Aim of the exercise |
In the copy, keep every word of the data below and none of its pictures.

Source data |
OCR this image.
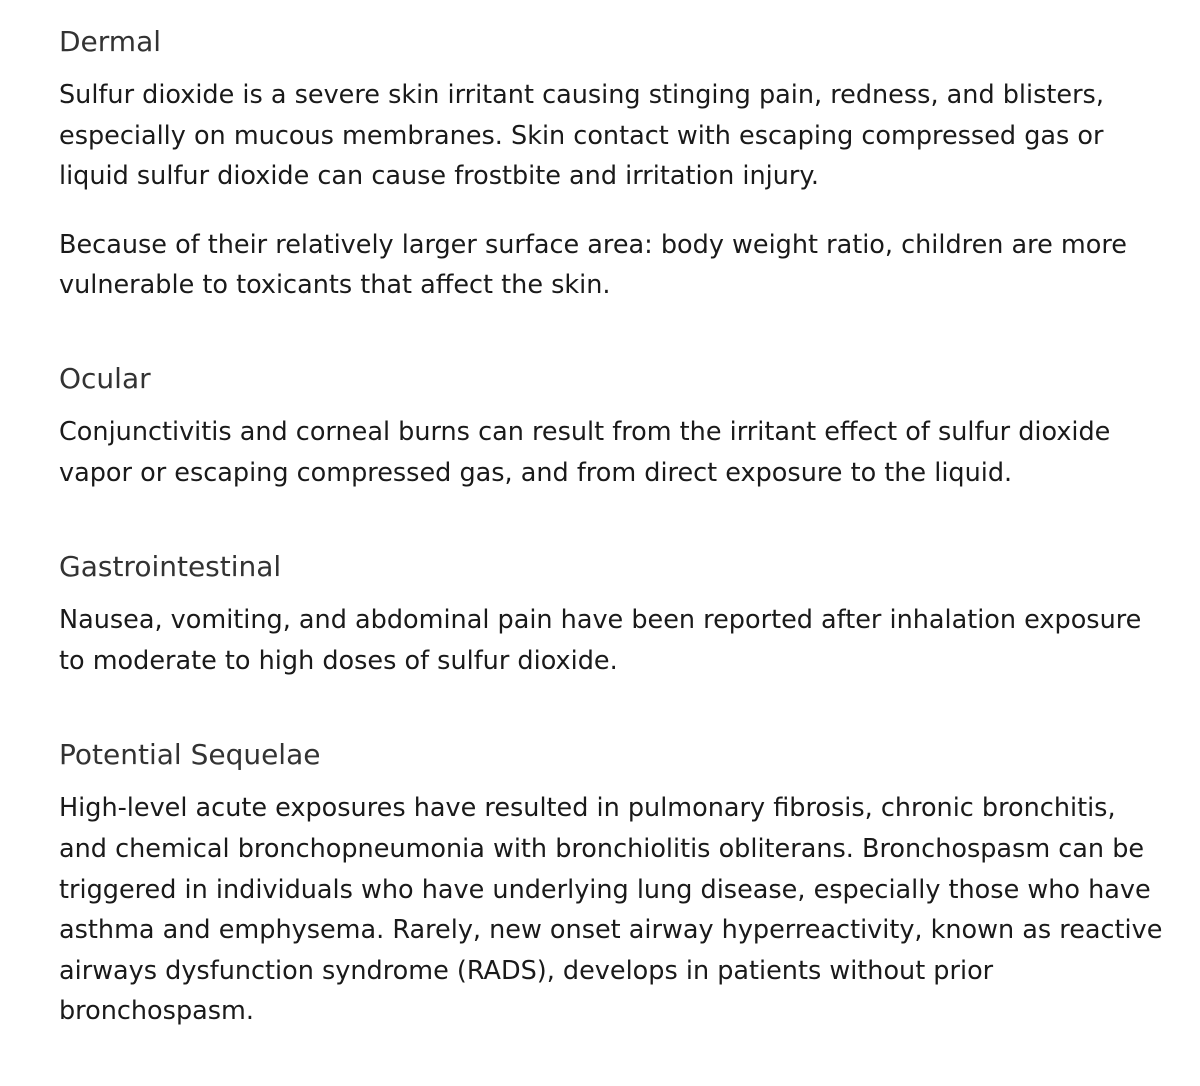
Dermal

Sulfur dioxide is a severe skin irritant causing stinging pain, redness, and blisters, especially on mucous membranes. Skin contact with escaping compressed gas or liquid sulfur dioxide can cause frostbite and irritation injury.

Because of their relatively larger surface area: body weight ratio, children are more vulnerable to toxicants that affect the skin.

Ocular

Conjunctivitis and corneal burns can result from the irritant effect of sulfur dioxide vapor or escaping compressed gas, and from direct exposure to the liquid.

Gastrointestinal

Nausea, vomiting, and abdominal pain have been reported after inhalation exposure to moderate to high doses of sulfur dioxide.

Potential Sequelae

High-level acute exposures have resulted in pulmonary fibrosis, chronic bronchitis, and chemical bronchopneumonia with bronchiolitis obliterans. Bronchospasm can be triggered in individuals who have underlying lung disease, especially those who have asthma and emphysema. Rarely, new onset airway hyperreactivity, known as reactive airways dysfunction syndrome (RADS), develops in patients without prior bronchospasm.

Task result |
OCR this image.
Dermal

Sulfur dioxide is a severe skin irritant causing stinging pain, redness, and blisters, especially on mucous membranes. Skin contact with escaping compressed gas or liquid sulfur dioxide can cause frostbite and irritation injury.

Because of their relatively larger surface area: body weight ratio, children are more vulnerable to toxicants that affect the skin.

Ocular

Conjunctivitis and corneal burns can result from the irritant effect of sulfur dioxide vapor or escaping compressed gas, and from direct exposure to the liquid.

Gastrointestinal

Nausea, vomiting, and abdominal pain have been reported after inhalation exposure to moderate to high doses of sulfur dioxide.

Potential Sequelae

High-level acute exposures have resulted in pulmonary fibrosis, chronic bronchitis, and chemical bronchopneumonia with bronchiolitis obliterans. Bronchospasm can be triggered in individuals who have underlying lung disease, especially those who have asthma and emphysema. Rarely, new onset airway hyperreactivity, known as reactive airways dysfunction syndrome (RADS), develops in patients without prior bronchospasm.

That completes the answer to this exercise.